= INSTRUCTIONS TO FOLLOW =
Copy each line that holds "this".

>> Begin MATERIAL SUPPLIED

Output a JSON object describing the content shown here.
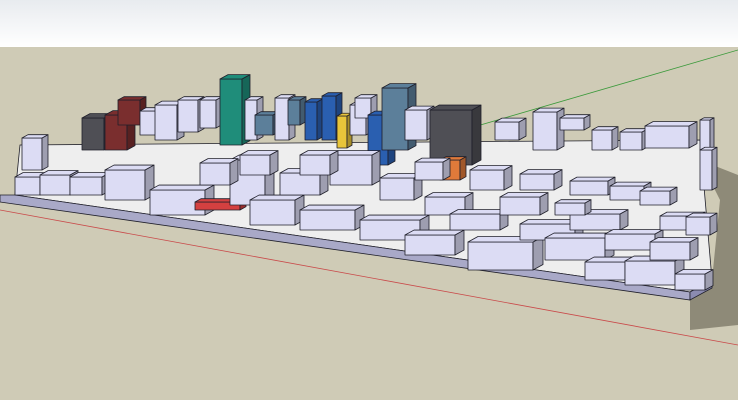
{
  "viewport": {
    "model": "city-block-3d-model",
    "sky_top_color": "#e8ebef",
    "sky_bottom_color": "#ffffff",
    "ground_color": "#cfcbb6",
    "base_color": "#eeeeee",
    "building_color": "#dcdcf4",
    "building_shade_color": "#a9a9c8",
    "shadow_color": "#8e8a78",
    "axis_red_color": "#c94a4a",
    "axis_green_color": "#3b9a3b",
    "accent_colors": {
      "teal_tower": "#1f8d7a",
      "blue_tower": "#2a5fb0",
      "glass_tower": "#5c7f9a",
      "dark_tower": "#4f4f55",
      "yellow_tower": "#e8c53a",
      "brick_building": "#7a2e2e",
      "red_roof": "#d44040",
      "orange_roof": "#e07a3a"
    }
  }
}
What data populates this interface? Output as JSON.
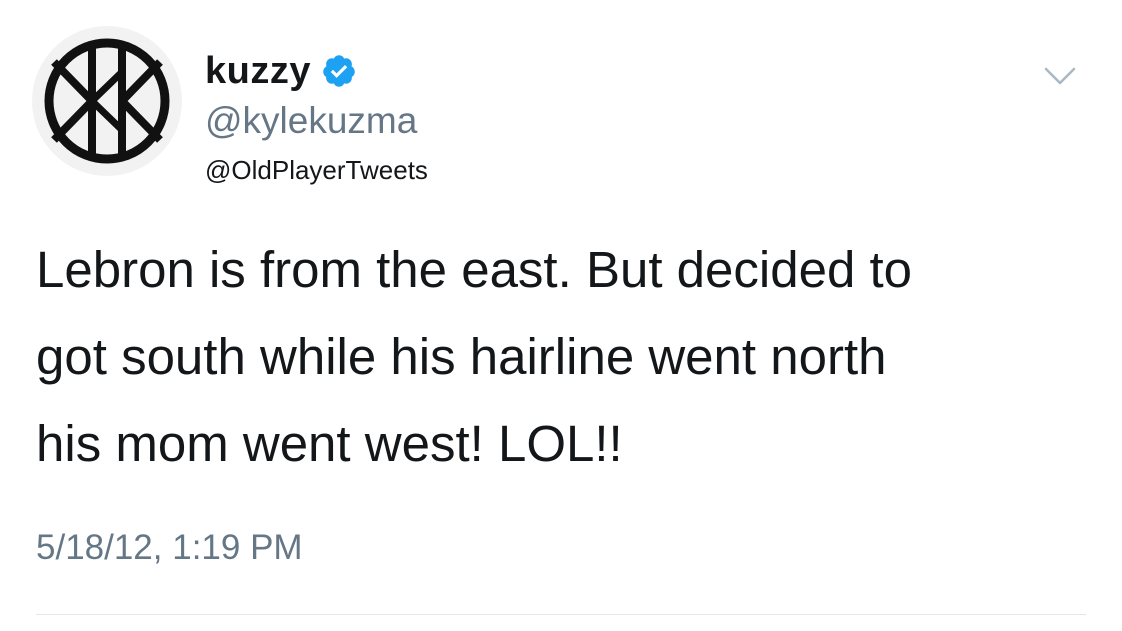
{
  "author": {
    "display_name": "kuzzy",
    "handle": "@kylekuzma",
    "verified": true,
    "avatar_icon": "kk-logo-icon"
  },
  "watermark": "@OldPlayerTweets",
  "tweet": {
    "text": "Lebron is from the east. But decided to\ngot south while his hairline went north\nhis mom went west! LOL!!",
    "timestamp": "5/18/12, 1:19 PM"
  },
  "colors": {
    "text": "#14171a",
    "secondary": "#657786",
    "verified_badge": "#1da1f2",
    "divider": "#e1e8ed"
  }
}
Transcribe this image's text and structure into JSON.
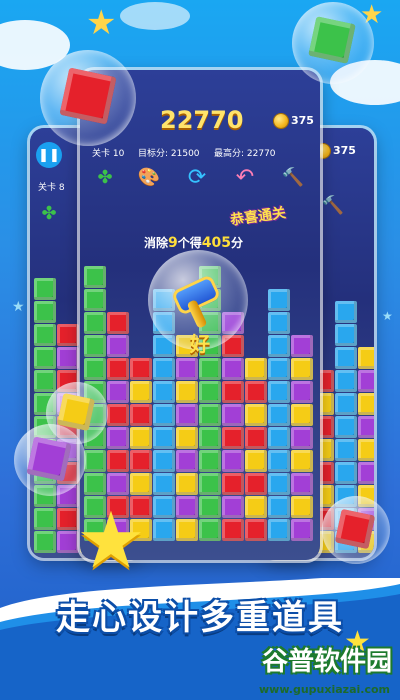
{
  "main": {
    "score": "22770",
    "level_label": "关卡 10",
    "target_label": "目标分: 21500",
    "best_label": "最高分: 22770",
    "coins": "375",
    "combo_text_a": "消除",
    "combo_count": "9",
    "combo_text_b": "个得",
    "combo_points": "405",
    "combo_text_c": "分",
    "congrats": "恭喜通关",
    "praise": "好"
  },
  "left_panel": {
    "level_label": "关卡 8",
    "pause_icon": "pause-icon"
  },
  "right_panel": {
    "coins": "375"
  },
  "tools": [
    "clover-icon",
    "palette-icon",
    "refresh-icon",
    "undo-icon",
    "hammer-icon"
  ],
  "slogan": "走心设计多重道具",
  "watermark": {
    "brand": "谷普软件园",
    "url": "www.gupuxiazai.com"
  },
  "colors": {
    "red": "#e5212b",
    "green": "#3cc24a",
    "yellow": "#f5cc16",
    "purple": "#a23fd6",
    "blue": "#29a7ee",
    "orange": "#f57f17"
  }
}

>> End MATERIAL SUPPLIED

= FULL SOLUTION =
What data populates this interface? Output as JSON.
Transcribe this image's text and structure into JSON.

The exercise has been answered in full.